--- START ---

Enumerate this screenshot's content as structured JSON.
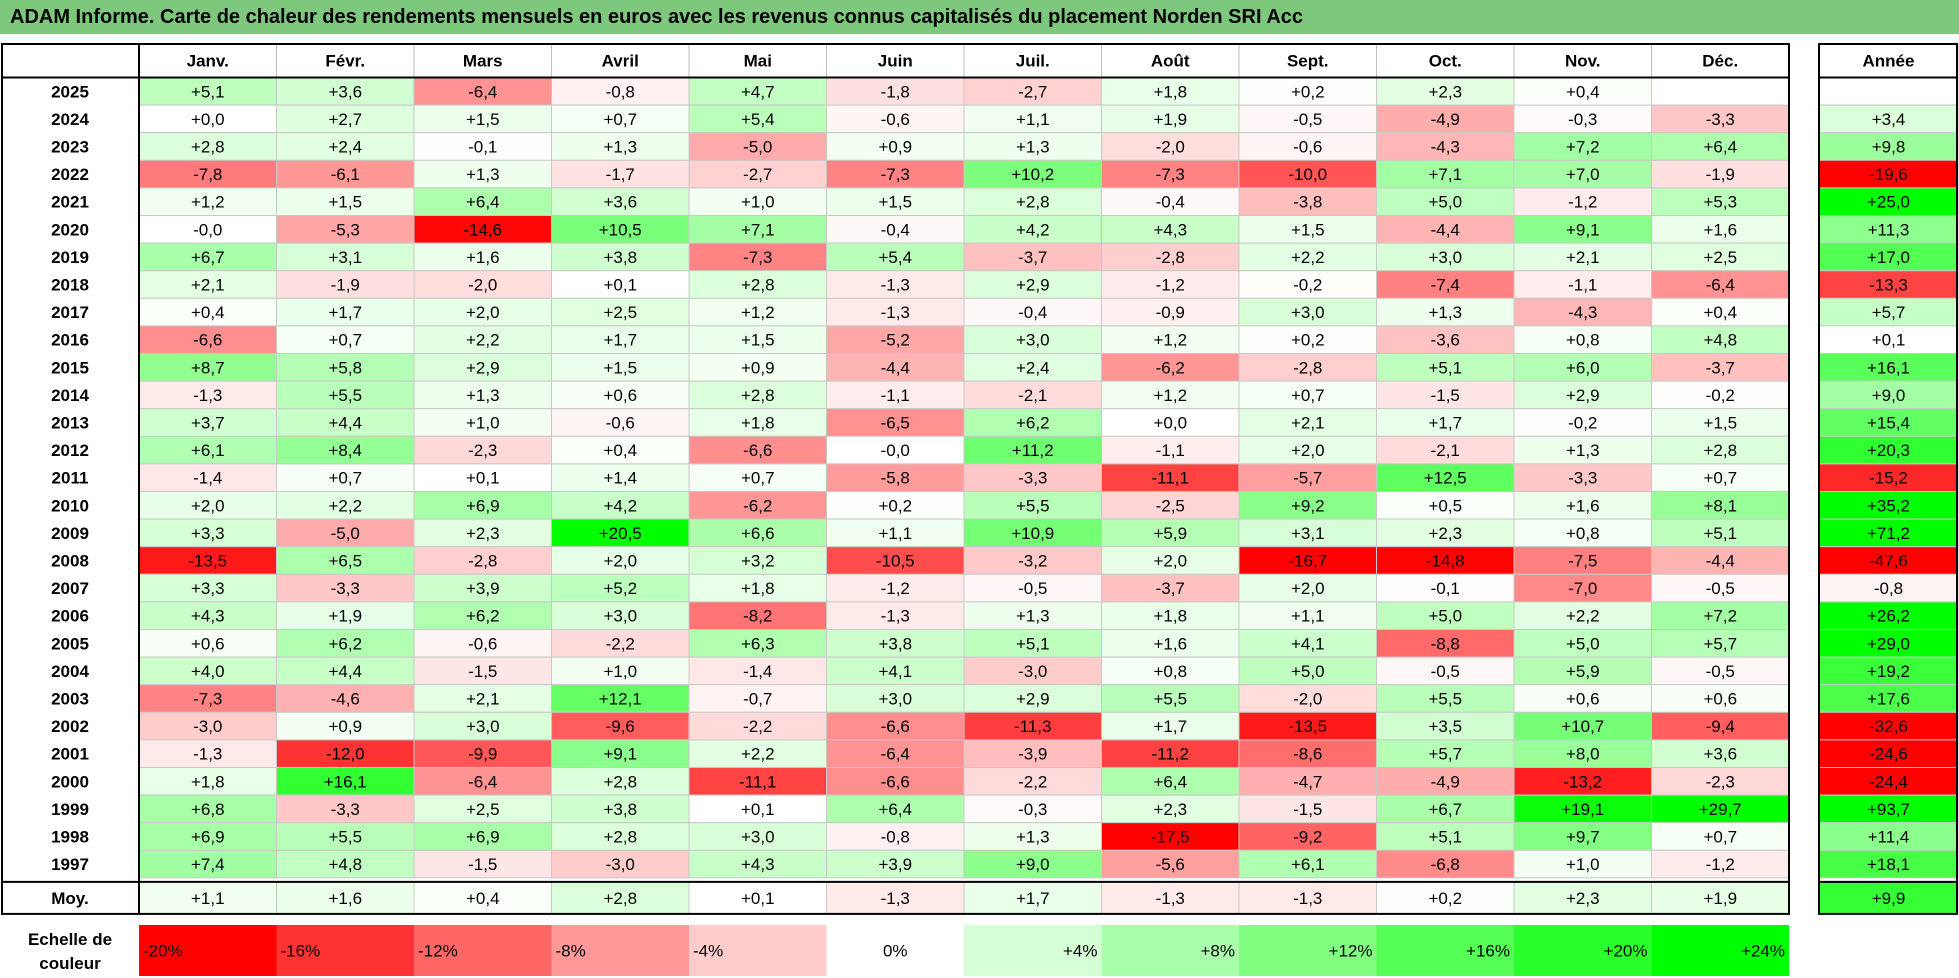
{
  "title": "ADAM Informe. Carte de chaleur des rendements mensuels en euros avec les revenus connus capitalisés du placement Norden SRI Acc",
  "chart_data": {
    "type": "heatmap",
    "months": [
      "Janv.",
      "Févr.",
      "Mars",
      "Avril",
      "Mai",
      "Juin",
      "Juil.",
      "Août",
      "Sept.",
      "Oct.",
      "Nov.",
      "Déc."
    ],
    "year_header": "Année",
    "rows": [
      {
        "year": "2025",
        "values": [
          "+5,1",
          "+3,6",
          "-6,4",
          "-0,8",
          "+4,7",
          "-1,8",
          "-2,7",
          "+1,8",
          "+0,2",
          "+2,3",
          "+0,4",
          ""
        ],
        "annual": ""
      },
      {
        "year": "2024",
        "values": [
          "+0,0",
          "+2,7",
          "+1,5",
          "+0,7",
          "+5,4",
          "-0,6",
          "+1,1",
          "+1,9",
          "-0,5",
          "-4,9",
          "-0,3",
          "-3,3"
        ],
        "annual": "+3,4"
      },
      {
        "year": "2023",
        "values": [
          "+2,8",
          "+2,4",
          "-0,1",
          "+1,3",
          "-5,0",
          "+0,9",
          "+1,3",
          "-2,0",
          "-0,6",
          "-4,3",
          "+7,2",
          "+6,4"
        ],
        "annual": "+9,8"
      },
      {
        "year": "2022",
        "values": [
          "-7,8",
          "-6,1",
          "+1,3",
          "-1,7",
          "-2,7",
          "-7,3",
          "+10,2",
          "-7,3",
          "-10,0",
          "+7,1",
          "+7,0",
          "-1,9"
        ],
        "annual": "-19,6"
      },
      {
        "year": "2021",
        "values": [
          "+1,2",
          "+1,5",
          "+6,4",
          "+3,6",
          "+1,0",
          "+1,5",
          "+2,8",
          "-0,4",
          "-3,8",
          "+5,0",
          "-1,2",
          "+5,3"
        ],
        "annual": "+25,0"
      },
      {
        "year": "2020",
        "values": [
          "-0,0",
          "-5,3",
          "-14,6",
          "+10,5",
          "+7,1",
          "-0,4",
          "+4,2",
          "+4,3",
          "+1,5",
          "-4,4",
          "+9,1",
          "+1,6"
        ],
        "annual": "+11,3"
      },
      {
        "year": "2019",
        "values": [
          "+6,7",
          "+3,1",
          "+1,6",
          "+3,8",
          "-7,3",
          "+5,4",
          "-3,7",
          "-2,8",
          "+2,2",
          "+3,0",
          "+2,1",
          "+2,5"
        ],
        "annual": "+17,0"
      },
      {
        "year": "2018",
        "values": [
          "+2,1",
          "-1,9",
          "-2,0",
          "+0,1",
          "+2,8",
          "-1,3",
          "+2,9",
          "-1,2",
          "-0,2",
          "-7,4",
          "-1,1",
          "-6,4"
        ],
        "annual": "-13,3"
      },
      {
        "year": "2017",
        "values": [
          "+0,4",
          "+1,7",
          "+2,0",
          "+2,5",
          "+1,2",
          "-1,3",
          "-0,4",
          "-0,9",
          "+3,0",
          "+1,3",
          "-4,3",
          "+0,4"
        ],
        "annual": "+5,7"
      },
      {
        "year": "2016",
        "values": [
          "-6,6",
          "+0,7",
          "+2,2",
          "+1,7",
          "+1,5",
          "-5,2",
          "+3,0",
          "+1,2",
          "+0,2",
          "-3,6",
          "+0,8",
          "+4,8"
        ],
        "annual": "+0,1"
      },
      {
        "year": "2015",
        "values": [
          "+8,7",
          "+5,8",
          "+2,9",
          "+1,5",
          "+0,9",
          "-4,4",
          "+2,4",
          "-6,2",
          "-2,8",
          "+5,1",
          "+6,0",
          "-3,7"
        ],
        "annual": "+16,1"
      },
      {
        "year": "2014",
        "values": [
          "-1,3",
          "+5,5",
          "+1,3",
          "+0,6",
          "+2,8",
          "-1,1",
          "-2,1",
          "+1,2",
          "+0,7",
          "-1,5",
          "+2,9",
          "-0,2"
        ],
        "annual": "+9,0"
      },
      {
        "year": "2013",
        "values": [
          "+3,7",
          "+4,4",
          "+1,0",
          "-0,6",
          "+1,8",
          "-6,5",
          "+6,2",
          "+0,0",
          "+2,1",
          "+1,7",
          "-0,2",
          "+1,5"
        ],
        "annual": "+15,4"
      },
      {
        "year": "2012",
        "values": [
          "+6,1",
          "+8,4",
          "-2,3",
          "+0,4",
          "-6,6",
          "-0,0",
          "+11,2",
          "-1,1",
          "+2,0",
          "-2,1",
          "+1,3",
          "+2,8"
        ],
        "annual": "+20,3"
      },
      {
        "year": "2011",
        "values": [
          "-1,4",
          "+0,7",
          "+0,1",
          "+1,4",
          "+0,7",
          "-5,8",
          "-3,3",
          "-11,1",
          "-5,7",
          "+12,5",
          "-3,3",
          "+0,7"
        ],
        "annual": "-15,2"
      },
      {
        "year": "2010",
        "values": [
          "+2,0",
          "+2,2",
          "+6,9",
          "+4,2",
          "-6,2",
          "+0,2",
          "+5,5",
          "-2,5",
          "+9,2",
          "+0,5",
          "+1,6",
          "+8,1"
        ],
        "annual": "+35,2"
      },
      {
        "year": "2009",
        "values": [
          "+3,3",
          "-5,0",
          "+2,3",
          "+20,5",
          "+6,6",
          "+1,1",
          "+10,9",
          "+5,9",
          "+3,1",
          "+2,3",
          "+0,8",
          "+5,1"
        ],
        "annual": "+71,2"
      },
      {
        "year": "2008",
        "values": [
          "-13,5",
          "+6,5",
          "-2,8",
          "+2,0",
          "+3,2",
          "-10,5",
          "-3,2",
          "+2,0",
          "-16,7",
          "-14,8",
          "-7,5",
          "-4,4"
        ],
        "annual": "-47,6"
      },
      {
        "year": "2007",
        "values": [
          "+3,3",
          "-3,3",
          "+3,9",
          "+5,2",
          "+1,8",
          "-1,2",
          "-0,5",
          "-3,7",
          "+2,0",
          "-0,1",
          "-7,0",
          "-0,5"
        ],
        "annual": "-0,8"
      },
      {
        "year": "2006",
        "values": [
          "+4,3",
          "+1,9",
          "+6,2",
          "+3,0",
          "-8,2",
          "-1,3",
          "+1,3",
          "+1,8",
          "+1,1",
          "+5,0",
          "+2,2",
          "+7,2"
        ],
        "annual": "+26,2"
      },
      {
        "year": "2005",
        "values": [
          "+0,6",
          "+6,2",
          "-0,6",
          "-2,2",
          "+6,3",
          "+3,8",
          "+5,1",
          "+1,6",
          "+4,1",
          "-8,8",
          "+5,0",
          "+5,7"
        ],
        "annual": "+29,0"
      },
      {
        "year": "2004",
        "values": [
          "+4,0",
          "+4,4",
          "-1,5",
          "+1,0",
          "-1,4",
          "+4,1",
          "-3,0",
          "+0,8",
          "+5,0",
          "-0,5",
          "+5,9",
          "-0,5"
        ],
        "annual": "+19,2"
      },
      {
        "year": "2003",
        "values": [
          "-7,3",
          "-4,6",
          "+2,1",
          "+12,1",
          "-0,7",
          "+3,0",
          "+2,9",
          "+5,5",
          "-2,0",
          "+5,5",
          "+0,6",
          "+0,6"
        ],
        "annual": "+17,6"
      },
      {
        "year": "2002",
        "values": [
          "-3,0",
          "+0,9",
          "+3,0",
          "-9,6",
          "-2,2",
          "-6,6",
          "-11,3",
          "+1,7",
          "-13,5",
          "+3,5",
          "+10,7",
          "-9,4"
        ],
        "annual": "-32,6"
      },
      {
        "year": "2001",
        "values": [
          "-1,3",
          "-12,0",
          "-9,9",
          "+9,1",
          "+2,2",
          "-6,4",
          "-3,9",
          "-11,2",
          "-8,6",
          "+5,7",
          "+8,0",
          "+3,6"
        ],
        "annual": "-24,6"
      },
      {
        "year": "2000",
        "values": [
          "+1,8",
          "+16,1",
          "-6,4",
          "+2,8",
          "-11,1",
          "-6,6",
          "-2,2",
          "+6,4",
          "-4,7",
          "-4,9",
          "-13,2",
          "-2,3"
        ],
        "annual": "-24,4"
      },
      {
        "year": "1999",
        "values": [
          "+6,8",
          "-3,3",
          "+2,5",
          "+3,8",
          "+0,1",
          "+6,4",
          "-0,3",
          "+2,3",
          "-1,5",
          "+6,7",
          "+19,1",
          "+29,7"
        ],
        "annual": "+93,7"
      },
      {
        "year": "1998",
        "values": [
          "+6,9",
          "+5,5",
          "+6,9",
          "+2,8",
          "+3,0",
          "-0,8",
          "+1,3",
          "-17,5",
          "-9,2",
          "+5,1",
          "+9,7",
          "+0,7"
        ],
        "annual": "+11,4"
      },
      {
        "year": "1997",
        "values": [
          "+7,4",
          "+4,8",
          "-1,5",
          "-3,0",
          "+4,3",
          "+3,9",
          "+9,0",
          "-5,6",
          "+6,1",
          "-6,8",
          "+1,0",
          "-1,2"
        ],
        "annual": "+18,1"
      }
    ],
    "average_row": {
      "label": "Moy.",
      "values": [
        "+1,1",
        "+1,6",
        "+0,4",
        "+2,8",
        "+0,1",
        "-1,3",
        "+1,7",
        "-1,3",
        "-1,3",
        "+0,2",
        "+2,3",
        "+1,9"
      ],
      "annual": "+9,9"
    },
    "color_scale": {
      "label_line1": "Echelle de",
      "label_line2": "couleur",
      "stops": [
        "-20%",
        "-16%",
        "-12%",
        "-8%",
        "-4%",
        "0%",
        "+4%",
        "+8%",
        "+12%",
        "+16%",
        "+20%",
        "+24%"
      ]
    },
    "colors": {
      "negative": "#ff0000",
      "neutral": "#ffffff",
      "positive": "#00ff00",
      "title_bar": "#7ec87e"
    }
  }
}
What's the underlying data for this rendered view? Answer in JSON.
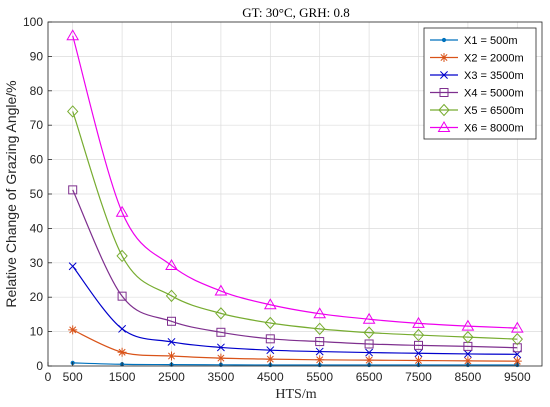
{
  "chart_data": {
    "type": "line",
    "title": "GT: 30°C, GRH: 0.8",
    "xlabel": "HTS/m",
    "ylabel": "Relative Change of Grazing Angle/%",
    "xlim": [
      0,
      10000
    ],
    "ylim": [
      0,
      100
    ],
    "xticks": [
      0,
      500,
      1500,
      2500,
      3500,
      4500,
      5500,
      6500,
      7500,
      8500,
      9500
    ],
    "yticks": [
      0,
      10,
      20,
      30,
      40,
      50,
      60,
      70,
      80,
      90,
      100
    ],
    "grid": true,
    "legend_position": "top-right",
    "x": [
      500,
      1500,
      2500,
      3500,
      4500,
      5500,
      6500,
      7500,
      8500,
      9500
    ],
    "series": [
      {
        "name": "X1 = 500m",
        "color": "#0072BD",
        "marker": "dot",
        "values": [
          0.9,
          0.5,
          0.4,
          0.35,
          0.3,
          0.3,
          0.3,
          0.3,
          0.3,
          0.3
        ]
      },
      {
        "name": "X2 = 2000m",
        "color": "#D95319",
        "marker": "asterisk",
        "values": [
          10.5,
          4.0,
          2.9,
          2.3,
          2.0,
          1.8,
          1.7,
          1.6,
          1.5,
          1.4
        ]
      },
      {
        "name": "X3 = 3500m",
        "color": "#0000CC",
        "marker": "x",
        "values": [
          29.0,
          10.8,
          7.0,
          5.4,
          4.6,
          4.2,
          3.9,
          3.7,
          3.5,
          3.4
        ]
      },
      {
        "name": "X4 = 5000m",
        "color": "#7E2F8E",
        "marker": "square",
        "values": [
          51.2,
          20.3,
          13.0,
          9.8,
          7.9,
          7.1,
          6.4,
          6.0,
          5.7,
          5.3
        ]
      },
      {
        "name": "X5 = 6500m",
        "color": "#77AC30",
        "marker": "diamond",
        "values": [
          74.0,
          32.0,
          20.4,
          15.3,
          12.5,
          10.8,
          9.7,
          9.0,
          8.4,
          7.8
        ]
      },
      {
        "name": "X6 = 8000m",
        "color": "#EE00EE",
        "marker": "triangle",
        "values": [
          96.0,
          44.7,
          29.2,
          21.8,
          17.8,
          15.2,
          13.6,
          12.4,
          11.6,
          11.0
        ]
      }
    ]
  }
}
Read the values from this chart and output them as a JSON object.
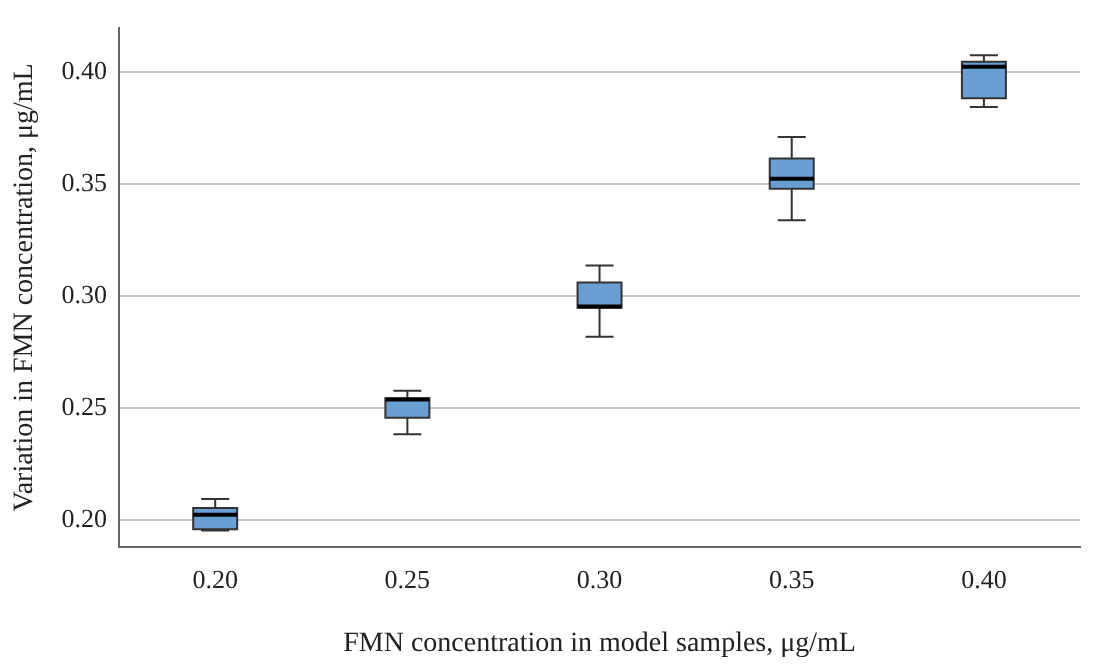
{
  "chart_data": {
    "type": "box",
    "xlabel": "FMN concentration in model samples, μg/mL",
    "ylabel": "Variation in FMN concentration, μg/mL",
    "categories": [
      "0.20",
      "0.25",
      "0.30",
      "0.35",
      "0.40"
    ],
    "color": "#6a9fd4",
    "boxes": [
      {
        "low": 0.1955,
        "q1": 0.196,
        "median": 0.2025,
        "q3": 0.2055,
        "high": 0.2095
      },
      {
        "low": 0.2384,
        "q1": 0.2458,
        "median": 0.254,
        "q3": 0.2545,
        "high": 0.2578
      },
      {
        "low": 0.282,
        "q1": 0.2949,
        "median": 0.2955,
        "q3": 0.3062,
        "high": 0.3138
      },
      {
        "low": 0.334,
        "q1": 0.348,
        "median": 0.3525,
        "q3": 0.3616,
        "high": 0.3711
      },
      {
        "low": 0.3846,
        "q1": 0.3885,
        "median": 0.4025,
        "q3": 0.4048,
        "high": 0.4076
      }
    ],
    "ylim": [
      0.188,
      0.42
    ],
    "yticks": [
      {
        "value": 0.2,
        "label": "0.20"
      },
      {
        "value": 0.25,
        "label": "0.25"
      },
      {
        "value": 0.3,
        "label": "0.30"
      },
      {
        "value": 0.35,
        "label": "0.35"
      },
      {
        "value": 0.4,
        "label": "0.40"
      }
    ],
    "grid": "y",
    "legend": false
  }
}
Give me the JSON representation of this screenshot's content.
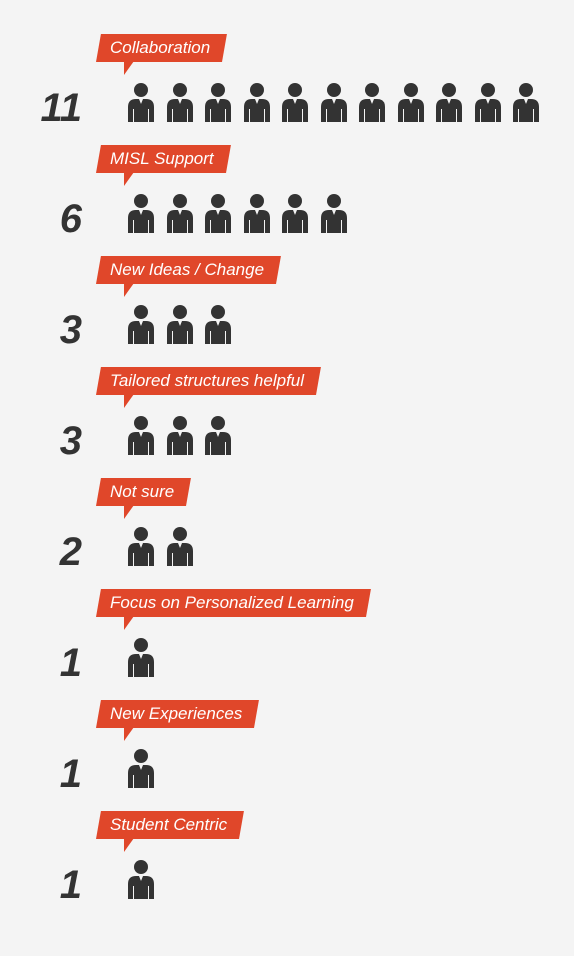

--- END ---

*The request:*
Omit the pictures and please write out exactly the lines between the one containing "Read the values" and the last line of the entries, both included.

*Task result:*
Read the values from this chart and output them as a JSON object.
{
  "chart_data": {
    "type": "box",
    "xlabel": "FMN concentration in model samples, μg/mL",
    "ylabel": "Variation in FMN concentration, μg/mL",
    "categories": [
      "0.20",
      "0.25",
      "0.30",
      "0.35",
      "0.40"
    ],
    "color": "#6a9fd4",
    "boxes": [
      {
        "low": 0.1955,
        "q1": 0.196,
        "median": 0.2025,
        "q3": 0.2055,
        "high": 0.2095
      },
      {
        "low": 0.2384,
        "q1": 0.2458,
        "median": 0.254,
        "q3": 0.2545,
        "high": 0.2578
      },
      {
        "low": 0.282,
        "q1": 0.2949,
        "median": 0.2955,
        "q3": 0.3062,
        "high": 0.3138
      },
      {
        "low": 0.334,
        "q1": 0.348,
        "median": 0.3525,
        "q3": 0.3616,
        "high": 0.3711
      },
      {
        "low": 0.3846,
        "q1": 0.3885,
        "median": 0.4025,
        "q3": 0.4048,
        "high": 0.4076
      }
    ],
    "ylim": [
      0.188,
      0.42
    ],
    "yticks": [
      {
        "value": 0.2,
        "label": "0.20"
      },
      {
        "value": 0.25,
        "label": "0.25"
      },
      {
        "value": 0.3,
        "label": "0.30"
      },
      {
        "value": 0.35,
        "label": "0.35"
      },
      {
        "value": 0.4,
        "label": "0.40"
      }
    ],
    "grid": "y",
    "legend": false
  }
}
Give me the JSON representation of this screenshot's content.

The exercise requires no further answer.